TASK INPUT ->
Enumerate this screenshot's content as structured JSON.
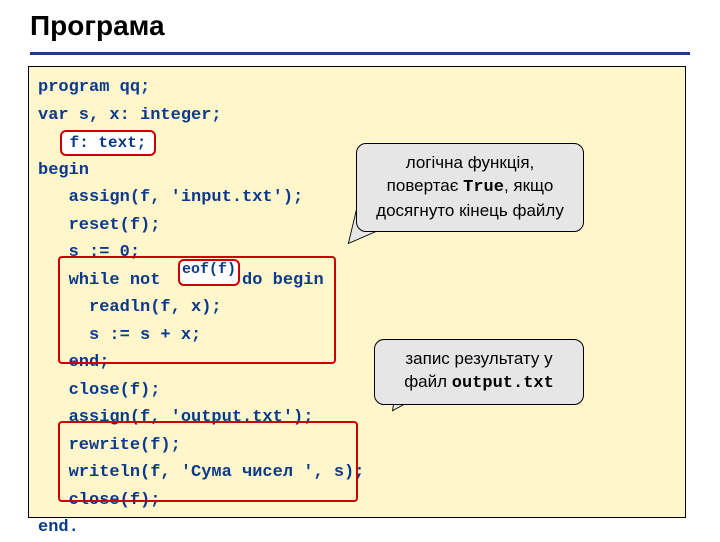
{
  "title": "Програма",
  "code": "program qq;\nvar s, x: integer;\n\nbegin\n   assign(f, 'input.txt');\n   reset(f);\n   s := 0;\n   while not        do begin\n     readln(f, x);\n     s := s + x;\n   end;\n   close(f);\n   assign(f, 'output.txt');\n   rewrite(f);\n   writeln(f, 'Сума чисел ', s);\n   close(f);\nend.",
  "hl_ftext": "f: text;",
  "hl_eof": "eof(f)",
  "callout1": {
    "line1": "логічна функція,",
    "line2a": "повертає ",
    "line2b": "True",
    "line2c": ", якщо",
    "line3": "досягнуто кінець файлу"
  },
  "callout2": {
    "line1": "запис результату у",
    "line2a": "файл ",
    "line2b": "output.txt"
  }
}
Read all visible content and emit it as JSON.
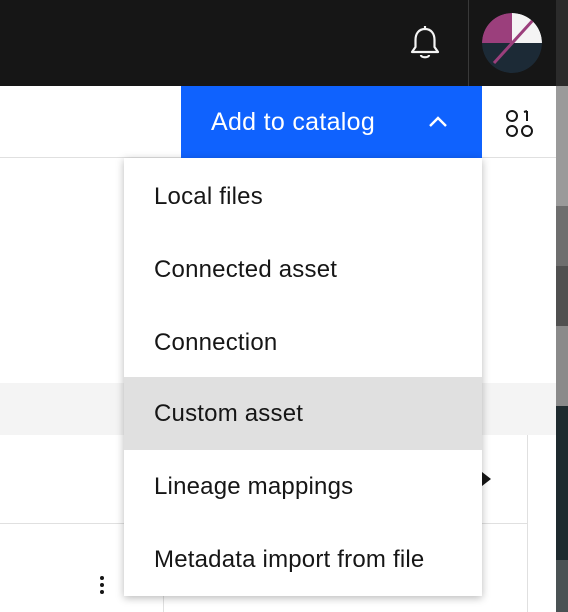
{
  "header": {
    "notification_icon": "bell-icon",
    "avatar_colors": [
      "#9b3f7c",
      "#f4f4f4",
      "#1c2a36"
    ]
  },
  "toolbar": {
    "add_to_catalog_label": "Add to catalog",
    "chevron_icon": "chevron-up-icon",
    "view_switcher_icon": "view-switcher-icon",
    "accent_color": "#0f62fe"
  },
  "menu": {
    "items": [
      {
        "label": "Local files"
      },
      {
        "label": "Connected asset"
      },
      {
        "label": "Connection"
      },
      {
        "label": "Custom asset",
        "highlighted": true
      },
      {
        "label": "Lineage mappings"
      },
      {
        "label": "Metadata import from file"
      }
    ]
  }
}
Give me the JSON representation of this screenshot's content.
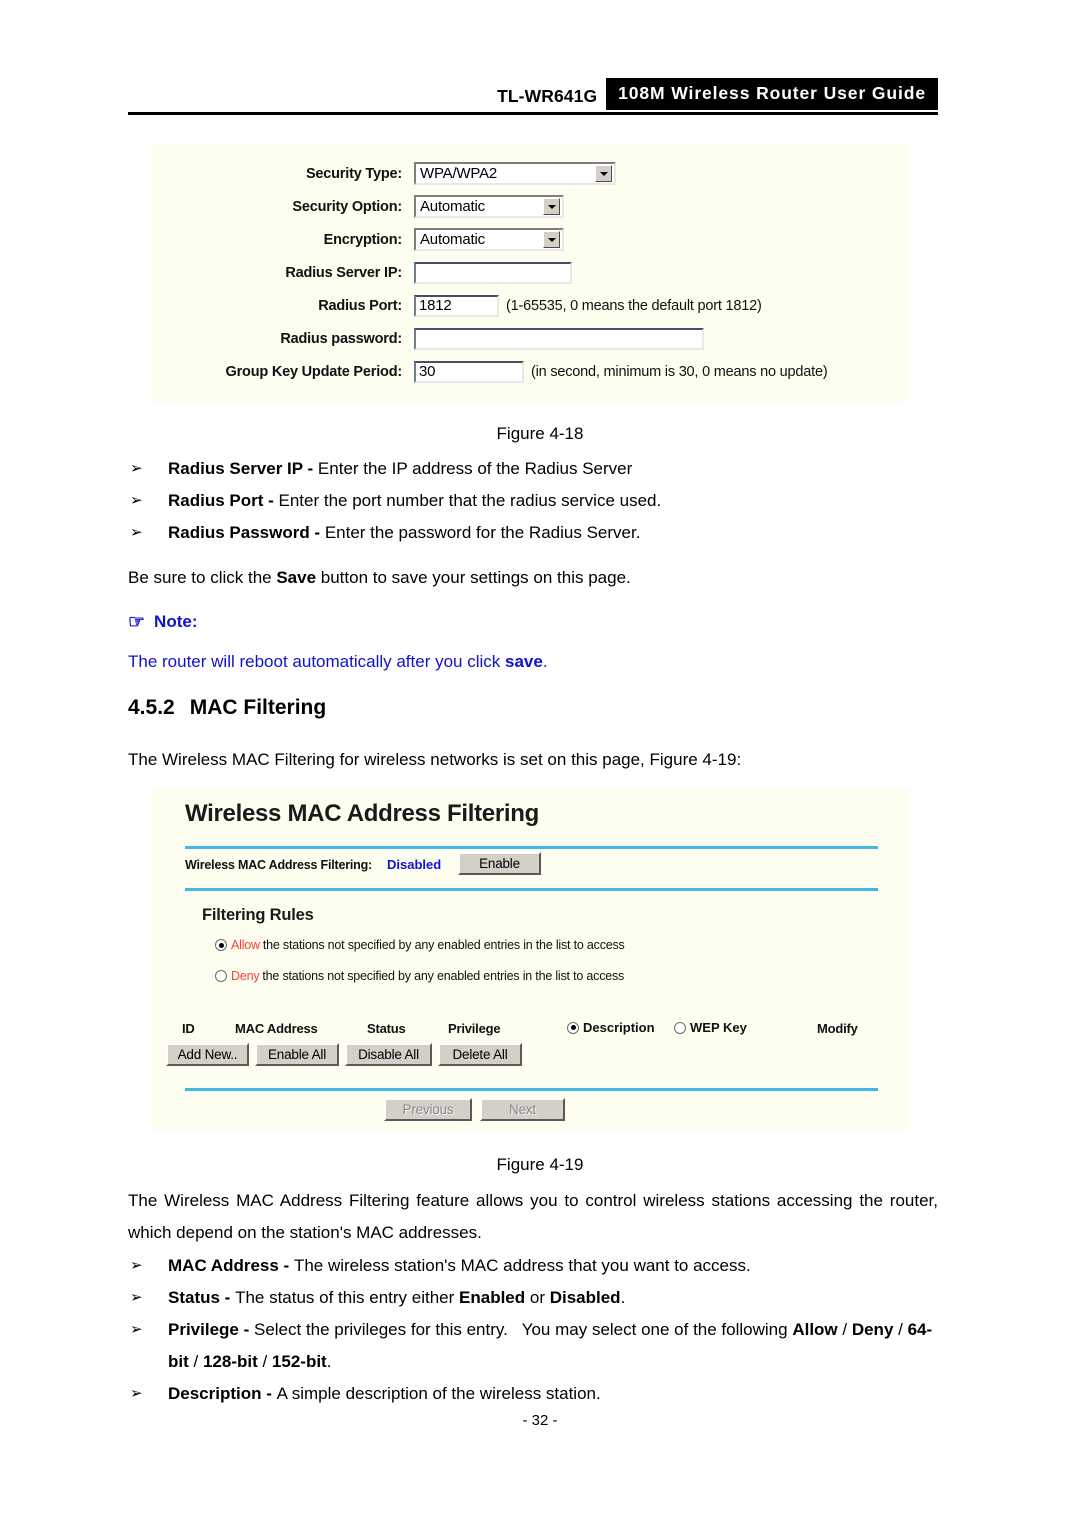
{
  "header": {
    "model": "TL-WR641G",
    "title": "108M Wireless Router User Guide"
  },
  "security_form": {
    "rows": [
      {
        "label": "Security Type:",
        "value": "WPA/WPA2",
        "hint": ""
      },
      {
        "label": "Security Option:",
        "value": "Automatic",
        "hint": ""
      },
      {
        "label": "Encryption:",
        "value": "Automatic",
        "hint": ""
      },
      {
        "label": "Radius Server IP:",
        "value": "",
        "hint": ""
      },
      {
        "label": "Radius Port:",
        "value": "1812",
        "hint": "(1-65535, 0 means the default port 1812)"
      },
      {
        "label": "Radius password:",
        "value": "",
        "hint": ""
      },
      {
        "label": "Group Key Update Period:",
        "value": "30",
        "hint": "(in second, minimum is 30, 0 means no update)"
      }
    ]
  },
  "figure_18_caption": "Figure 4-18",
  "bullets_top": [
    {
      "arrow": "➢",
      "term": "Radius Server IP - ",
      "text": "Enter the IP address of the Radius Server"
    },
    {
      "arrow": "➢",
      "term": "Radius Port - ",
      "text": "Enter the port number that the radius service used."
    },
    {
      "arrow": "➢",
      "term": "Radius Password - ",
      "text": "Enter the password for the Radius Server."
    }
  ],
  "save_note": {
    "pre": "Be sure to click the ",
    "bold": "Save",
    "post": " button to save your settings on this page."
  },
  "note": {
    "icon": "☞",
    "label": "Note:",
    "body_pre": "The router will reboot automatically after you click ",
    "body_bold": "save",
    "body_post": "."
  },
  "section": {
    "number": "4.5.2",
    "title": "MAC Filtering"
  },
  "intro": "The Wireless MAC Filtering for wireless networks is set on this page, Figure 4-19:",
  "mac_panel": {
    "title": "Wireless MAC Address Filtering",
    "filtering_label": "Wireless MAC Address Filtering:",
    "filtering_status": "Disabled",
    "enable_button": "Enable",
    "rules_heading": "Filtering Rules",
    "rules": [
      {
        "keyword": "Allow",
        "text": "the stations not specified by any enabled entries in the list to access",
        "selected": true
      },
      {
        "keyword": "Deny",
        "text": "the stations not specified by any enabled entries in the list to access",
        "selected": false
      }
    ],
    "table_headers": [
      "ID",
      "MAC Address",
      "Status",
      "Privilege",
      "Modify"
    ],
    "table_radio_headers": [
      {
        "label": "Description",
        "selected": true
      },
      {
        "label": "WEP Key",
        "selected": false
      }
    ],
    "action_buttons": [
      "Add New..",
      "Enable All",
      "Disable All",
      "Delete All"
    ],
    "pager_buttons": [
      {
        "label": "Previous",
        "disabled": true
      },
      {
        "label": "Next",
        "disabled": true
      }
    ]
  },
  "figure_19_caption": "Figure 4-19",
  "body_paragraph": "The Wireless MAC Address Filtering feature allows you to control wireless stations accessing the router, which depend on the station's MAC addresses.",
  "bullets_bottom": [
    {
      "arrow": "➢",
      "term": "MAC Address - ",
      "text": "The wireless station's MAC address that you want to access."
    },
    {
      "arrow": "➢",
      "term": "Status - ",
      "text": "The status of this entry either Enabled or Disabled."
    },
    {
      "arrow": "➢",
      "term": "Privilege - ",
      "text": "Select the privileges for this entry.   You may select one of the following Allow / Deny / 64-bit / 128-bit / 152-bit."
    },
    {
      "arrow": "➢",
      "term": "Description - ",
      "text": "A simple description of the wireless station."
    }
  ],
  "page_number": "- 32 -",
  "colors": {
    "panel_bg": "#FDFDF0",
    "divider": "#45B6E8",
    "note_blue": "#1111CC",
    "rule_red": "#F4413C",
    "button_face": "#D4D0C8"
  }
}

GIVEN TASK -> Search the records for the word "icon". Copy every line that has it.

RESULT OF THE EXERCISE ->
    "notification_icon": "bell-icon",
    "chevron_icon": "chevron-up-icon",
    "view_switcher_icon": "view-switcher-icon",
    "icon": "☞",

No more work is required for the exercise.